*The problem*.
In the copy, keep every record exact and leave out all images.

*Exercise inputs*.
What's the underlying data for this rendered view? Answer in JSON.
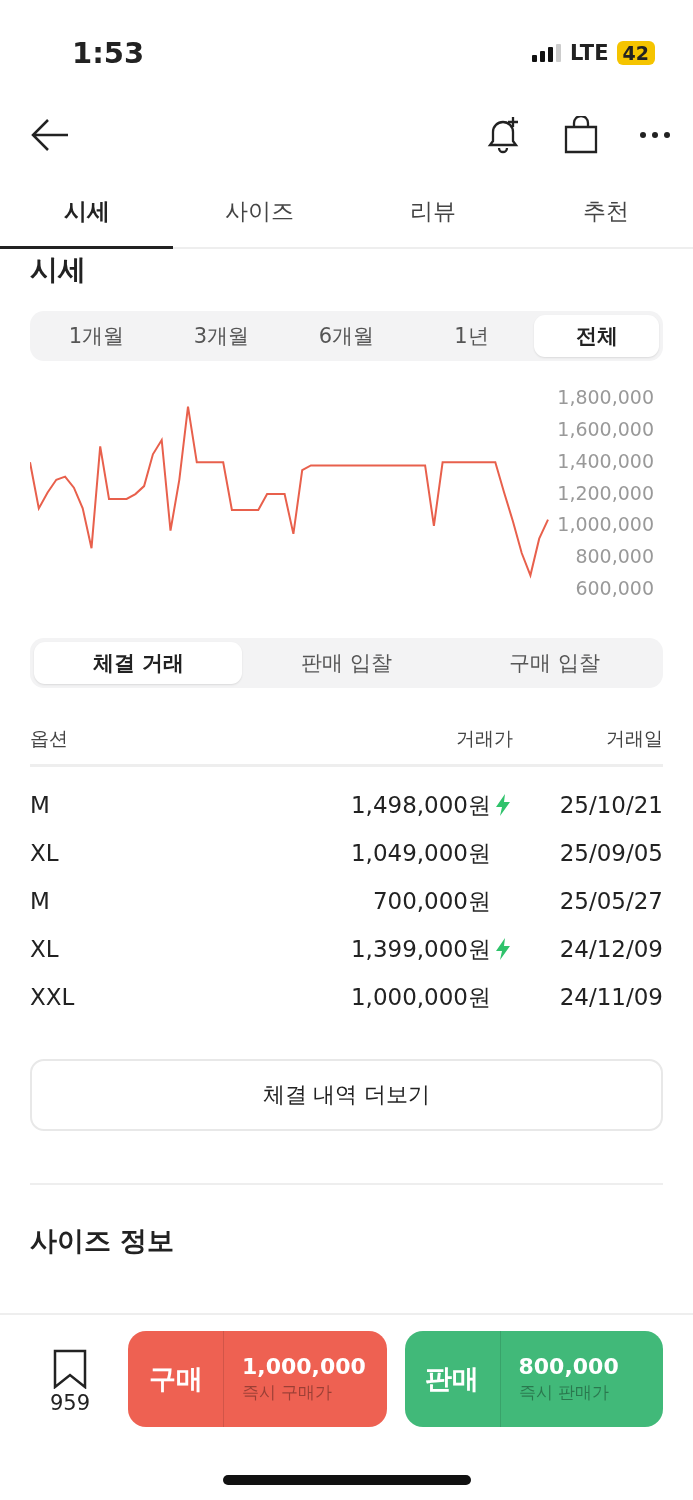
{
  "status_bar": {
    "time": "1:53",
    "network": "LTE",
    "battery": "42"
  },
  "tabs": [
    {
      "label": "시세",
      "selected": true
    },
    {
      "label": "사이즈",
      "selected": false
    },
    {
      "label": "리뷰",
      "selected": false
    },
    {
      "label": "추천",
      "selected": false
    }
  ],
  "section_title": "시세",
  "periods": [
    {
      "label": "1개월",
      "selected": false
    },
    {
      "label": "3개월",
      "selected": false
    },
    {
      "label": "6개월",
      "selected": false
    },
    {
      "label": "1년",
      "selected": false
    },
    {
      "label": "전체",
      "selected": true
    }
  ],
  "chart_data": {
    "type": "line",
    "ylim": [
      600000,
      1800000
    ],
    "yticks": [
      {
        "value": 1800000,
        "label": "1,800,000"
      },
      {
        "value": 1600000,
        "label": "1,600,000"
      },
      {
        "value": 1400000,
        "label": "1,400,000"
      },
      {
        "value": 1200000,
        "label": "1,200,000"
      },
      {
        "value": 1000000,
        "label": "1,000,000"
      },
      {
        "value": 800000,
        "label": "800,000"
      },
      {
        "value": 600000,
        "label": "600,000"
      }
    ],
    "series": [
      {
        "color": "#e8604c",
        "values": [
          1390000,
          1100000,
          1200000,
          1280000,
          1300000,
          1230000,
          1100000,
          850000,
          1490000,
          1160000,
          1160000,
          1160000,
          1190000,
          1240000,
          1440000,
          1530000,
          960000,
          1280000,
          1740000,
          1390000,
          1390000,
          1390000,
          1390000,
          1090000,
          1090000,
          1090000,
          1090000,
          1190000,
          1190000,
          1190000,
          940000,
          1340000,
          1370000,
          1370000,
          1370000,
          1370000,
          1370000,
          1370000,
          1370000,
          1370000,
          1370000,
          1370000,
          1370000,
          1370000,
          1370000,
          1370000,
          990000,
          1390000,
          1390000,
          1390000,
          1390000,
          1390000,
          1390000,
          1390000,
          1200000,
          1020000,
          820000,
          680000,
          910000,
          1030000
        ]
      }
    ]
  },
  "trade_tabs": [
    {
      "label": "체결 거래",
      "selected": true
    },
    {
      "label": "판매 입찰",
      "selected": false
    },
    {
      "label": "구매 입찰",
      "selected": false
    }
  ],
  "table": {
    "columns": [
      "옵션",
      "거래가",
      "거래일"
    ],
    "rows": [
      {
        "option": "M",
        "price": "1,498,000원",
        "instant": true,
        "date": "25/10/21"
      },
      {
        "option": "XL",
        "price": "1,049,000원",
        "instant": false,
        "date": "25/09/05"
      },
      {
        "option": "M",
        "price": "700,000원",
        "instant": false,
        "date": "25/05/27"
      },
      {
        "option": "XL",
        "price": "1,399,000원",
        "instant": true,
        "date": "24/12/09"
      },
      {
        "option": "XXL",
        "price": "1,000,000원",
        "instant": false,
        "date": "24/11/09"
      }
    ]
  },
  "more_button": "체결 내역 더보기",
  "size_info_title": "사이즈 정보",
  "bottom_bar": {
    "wish_count": "959",
    "actions": [
      {
        "kind": "buy",
        "label": "구매",
        "price": "1,000,000",
        "caption": "즉시 구매가"
      },
      {
        "kind": "sell",
        "label": "판매",
        "price": "800,000",
        "caption": "즉시 판매가"
      }
    ]
  }
}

*Right answer*.
What's the underlying data for this rendered view? Answer in JSON.
{
  "status_bar": {
    "time": "1:53",
    "network": "LTE",
    "battery": "42"
  },
  "tabs": [
    {
      "label": "시세",
      "selected": true
    },
    {
      "label": "사이즈",
      "selected": false
    },
    {
      "label": "리뷰",
      "selected": false
    },
    {
      "label": "추천",
      "selected": false
    }
  ],
  "section_title": "시세",
  "periods": [
    {
      "label": "1개월",
      "selected": false
    },
    {
      "label": "3개월",
      "selected": false
    },
    {
      "label": "6개월",
      "selected": false
    },
    {
      "label": "1년",
      "selected": false
    },
    {
      "label": "전체",
      "selected": true
    }
  ],
  "chart_data": {
    "type": "line",
    "ylim": [
      600000,
      1800000
    ],
    "yticks": [
      {
        "value": 1800000,
        "label": "1,800,000"
      },
      {
        "value": 1600000,
        "label": "1,600,000"
      },
      {
        "value": 1400000,
        "label": "1,400,000"
      },
      {
        "value": 1200000,
        "label": "1,200,000"
      },
      {
        "value": 1000000,
        "label": "1,000,000"
      },
      {
        "value": 800000,
        "label": "800,000"
      },
      {
        "value": 600000,
        "label": "600,000"
      }
    ],
    "series": [
      {
        "color": "#e8604c",
        "values": [
          1390000,
          1100000,
          1200000,
          1280000,
          1300000,
          1230000,
          1100000,
          850000,
          1490000,
          1160000,
          1160000,
          1160000,
          1190000,
          1240000,
          1440000,
          1530000,
          960000,
          1280000,
          1740000,
          1390000,
          1390000,
          1390000,
          1390000,
          1090000,
          1090000,
          1090000,
          1090000,
          1190000,
          1190000,
          1190000,
          940000,
          1340000,
          1370000,
          1370000,
          1370000,
          1370000,
          1370000,
          1370000,
          1370000,
          1370000,
          1370000,
          1370000,
          1370000,
          1370000,
          1370000,
          1370000,
          990000,
          1390000,
          1390000,
          1390000,
          1390000,
          1390000,
          1390000,
          1390000,
          1200000,
          1020000,
          820000,
          680000,
          910000,
          1030000
        ]
      }
    ]
  },
  "trade_tabs": [
    {
      "label": "체결 거래",
      "selected": true
    },
    {
      "label": "판매 입찰",
      "selected": false
    },
    {
      "label": "구매 입찰",
      "selected": false
    }
  ],
  "table": {
    "columns": [
      "옵션",
      "거래가",
      "거래일"
    ],
    "rows": [
      {
        "option": "M",
        "price": "1,498,000원",
        "instant": true,
        "date": "25/10/21"
      },
      {
        "option": "XL",
        "price": "1,049,000원",
        "instant": false,
        "date": "25/09/05"
      },
      {
        "option": "M",
        "price": "700,000원",
        "instant": false,
        "date": "25/05/27"
      },
      {
        "option": "XL",
        "price": "1,399,000원",
        "instant": true,
        "date": "24/12/09"
      },
      {
        "option": "XXL",
        "price": "1,000,000원",
        "instant": false,
        "date": "24/11/09"
      }
    ]
  },
  "more_button": "체결 내역 더보기",
  "size_info_title": "사이즈 정보",
  "bottom_bar": {
    "wish_count": "959",
    "actions": [
      {
        "kind": "buy",
        "label": "구매",
        "price": "1,000,000",
        "caption": "즉시 구매가"
      },
      {
        "kind": "sell",
        "label": "판매",
        "price": "800,000",
        "caption": "즉시 판매가"
      }
    ]
  }
}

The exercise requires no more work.